Reproduce the material in full, exactly as written.

▸ MATERIAL SUPPLIED:
.....

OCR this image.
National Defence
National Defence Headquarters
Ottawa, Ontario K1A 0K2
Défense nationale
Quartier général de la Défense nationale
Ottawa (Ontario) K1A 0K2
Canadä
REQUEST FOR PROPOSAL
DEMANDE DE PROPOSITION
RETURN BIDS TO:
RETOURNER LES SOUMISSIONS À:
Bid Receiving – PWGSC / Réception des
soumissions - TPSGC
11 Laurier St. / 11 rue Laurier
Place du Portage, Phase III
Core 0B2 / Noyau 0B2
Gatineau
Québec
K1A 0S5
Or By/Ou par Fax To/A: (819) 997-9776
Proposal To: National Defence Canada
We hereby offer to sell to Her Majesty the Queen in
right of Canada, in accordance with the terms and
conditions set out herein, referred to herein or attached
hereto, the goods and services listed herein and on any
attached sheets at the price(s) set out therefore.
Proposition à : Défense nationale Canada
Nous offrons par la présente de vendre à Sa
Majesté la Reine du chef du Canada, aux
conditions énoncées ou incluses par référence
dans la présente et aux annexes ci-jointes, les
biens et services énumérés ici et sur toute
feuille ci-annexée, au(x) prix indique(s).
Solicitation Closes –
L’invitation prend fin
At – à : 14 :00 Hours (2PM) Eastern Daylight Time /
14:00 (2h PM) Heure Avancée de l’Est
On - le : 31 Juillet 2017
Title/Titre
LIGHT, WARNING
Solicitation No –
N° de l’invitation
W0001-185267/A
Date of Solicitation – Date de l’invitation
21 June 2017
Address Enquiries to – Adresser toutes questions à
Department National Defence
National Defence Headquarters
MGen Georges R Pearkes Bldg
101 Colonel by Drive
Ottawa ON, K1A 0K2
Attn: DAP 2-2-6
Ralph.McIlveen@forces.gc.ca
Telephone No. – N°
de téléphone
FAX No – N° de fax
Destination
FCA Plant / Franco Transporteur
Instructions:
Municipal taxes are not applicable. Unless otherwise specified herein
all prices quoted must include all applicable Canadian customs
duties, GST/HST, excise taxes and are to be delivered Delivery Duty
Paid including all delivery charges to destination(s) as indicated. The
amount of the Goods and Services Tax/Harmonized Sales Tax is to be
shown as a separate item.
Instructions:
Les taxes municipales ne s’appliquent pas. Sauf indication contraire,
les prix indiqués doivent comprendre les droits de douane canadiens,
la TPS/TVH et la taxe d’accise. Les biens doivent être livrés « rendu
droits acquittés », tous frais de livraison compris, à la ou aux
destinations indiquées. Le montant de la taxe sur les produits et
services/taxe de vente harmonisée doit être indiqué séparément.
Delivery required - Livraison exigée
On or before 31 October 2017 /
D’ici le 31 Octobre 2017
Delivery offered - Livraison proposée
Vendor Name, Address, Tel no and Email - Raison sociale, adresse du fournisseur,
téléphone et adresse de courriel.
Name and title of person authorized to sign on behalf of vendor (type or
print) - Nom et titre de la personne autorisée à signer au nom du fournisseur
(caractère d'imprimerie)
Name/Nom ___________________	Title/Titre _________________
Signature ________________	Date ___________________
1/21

.....

▸ FULL OUTPUT:
OCR this image.
National Defence
National Defence Headquarters
Ottawa, Ontario K1A 0K2
Défense nationale
Quartier général de la Défense nationale
Ottawa (Ontario) K1A 0K2
Canadä
REQUEST FOR PROPOSAL
DEMANDE DE PROPOSITION
RETURN BIDS TO:
RETOURNER LES SOUMISSIONS À:
Bid Receiving – PWGSC / Réception des
soumissions - TPSGC
11 Laurier St. / 11 rue Laurier
Place du Portage, Phase III
Core 0B2 / Noyau 0B2
Gatineau
Québec
K1A 0S5
Or By/Ou par Fax To/A: (819) 997-9776
Proposal To: National Defence Canada
We hereby offer to sell to Her Majesty the Queen in
right of Canada, in accordance with the terms and
conditions set out herein, referred to herein or attached
hereto, the goods and services listed herein and on any
attached sheets at the price(s) set out therefore.
Proposition à : Défense nationale Canada
Nous offrons par la présente de vendre à Sa
Majesté la Reine du chef du Canada, aux
conditions énoncées ou incluses par référence
dans la présente et aux annexes ci-jointes, les
biens et services énumérés ici et sur toute
feuille ci-annexée, au(x) prix indique(s).
Solicitation Closes –
L’invitation prend fin
At – à : 14 :00 Hours (2PM) Eastern Daylight Time /
14:00 (2h PM) Heure Avancée de l’Est
On - le : 31 Juillet 2017
Title/Titre
LIGHT, WARNING
Solicitation No –
N° de l’invitation
W0001-185267/A
Date of Solicitation – Date de l’invitation
21 June 2017
Address Enquiries to – Adresser toutes questions à
Department National Defence
National Defence Headquarters
MGen Georges R Pearkes Bldg
101 Colonel by Drive
Ottawa ON, K1A 0K2
Attn: DAP 2-2-6
Ralph.McIlveen@forces.gc.ca
Telephone No. – N°
de téléphone
FAX No – N° de fax
Destination
FCA Plant / Franco Transporteur
Instructions:
Municipal taxes are not applicable. Unless otherwise specified herein
all prices quoted must include all applicable Canadian customs
duties, GST/HST, excise taxes and are to be delivered Delivery Duty
Paid including all delivery charges to destination(s) as indicated. The
amount of the Goods and Services Tax/Harmonized Sales Tax is to be
shown as a separate item.
Instructions:
Les taxes municipales ne s’appliquent pas. Sauf indication contraire,
les prix indiqués doivent comprendre les droits de douane canadiens,
la TPS/TVH et la taxe d’accise. Les biens doivent être livrés « rendu
droits acquittés », tous frais de livraison compris, à la ou aux
destinations indiquées. Le montant de la taxe sur les produits et
services/taxe de vente harmonisée doit être indiqué séparément.
Delivery required - Livraison exigée
On or before 31 October 2017 /
D’ici le 31 Octobre 2017
Delivery offered - Livraison proposée
Vendor Name, Address, Tel no and Email - Raison sociale, adresse du fournisseur,
téléphone et adresse de courriel.
Name and title of person authorized to sign on behalf of vendor (type or
print) - Nom et titre de la personne autorisée à signer au nom du fournisseur
(caractère d'imprimerie)
Name/Nom ___________________	Title/Titre _________________
Signature ________________	Date ___________________
1/21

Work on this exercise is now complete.